# TASK TO CARRY OUT
Return all lines from the listing below in which the string "have" occurs.

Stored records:
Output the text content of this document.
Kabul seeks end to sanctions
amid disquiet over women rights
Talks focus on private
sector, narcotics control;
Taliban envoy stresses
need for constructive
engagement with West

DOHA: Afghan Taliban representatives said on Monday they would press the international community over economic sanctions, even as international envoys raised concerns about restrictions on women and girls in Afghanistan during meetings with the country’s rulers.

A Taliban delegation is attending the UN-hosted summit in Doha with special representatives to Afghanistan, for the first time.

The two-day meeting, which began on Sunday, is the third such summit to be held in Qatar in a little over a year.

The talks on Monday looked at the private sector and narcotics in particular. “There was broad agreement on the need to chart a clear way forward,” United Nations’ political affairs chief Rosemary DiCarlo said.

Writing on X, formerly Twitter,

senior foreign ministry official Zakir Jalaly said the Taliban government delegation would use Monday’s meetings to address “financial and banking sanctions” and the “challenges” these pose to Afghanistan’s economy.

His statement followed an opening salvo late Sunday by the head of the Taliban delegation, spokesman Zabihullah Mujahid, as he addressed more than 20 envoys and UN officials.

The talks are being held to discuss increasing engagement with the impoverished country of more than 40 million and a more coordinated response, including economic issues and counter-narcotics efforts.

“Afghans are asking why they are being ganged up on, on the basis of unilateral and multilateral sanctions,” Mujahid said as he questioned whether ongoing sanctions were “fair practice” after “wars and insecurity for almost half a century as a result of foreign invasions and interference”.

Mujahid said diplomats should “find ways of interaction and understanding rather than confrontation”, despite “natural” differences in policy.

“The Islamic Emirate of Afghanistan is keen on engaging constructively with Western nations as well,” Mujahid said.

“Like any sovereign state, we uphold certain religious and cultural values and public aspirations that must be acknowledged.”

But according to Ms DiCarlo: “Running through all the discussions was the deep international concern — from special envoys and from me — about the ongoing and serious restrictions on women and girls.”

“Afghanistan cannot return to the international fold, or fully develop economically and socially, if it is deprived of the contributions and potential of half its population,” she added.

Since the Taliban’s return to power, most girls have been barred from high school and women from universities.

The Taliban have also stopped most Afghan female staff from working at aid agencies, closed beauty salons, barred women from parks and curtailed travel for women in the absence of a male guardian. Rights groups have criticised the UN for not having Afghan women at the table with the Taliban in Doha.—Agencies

# FULL OUTPUT
Since the Taliban’s return to power, most girls have been barred from high school and women from universities.
The Taliban have also stopped most Afghan female staff from working at aid agencies, closed beauty salons, barred women from parks and curtailed travel for women in the absence of a male guardian. Rights groups have criticised the UN for not having Afghan women at the table with the Taliban in Doha.—Agencies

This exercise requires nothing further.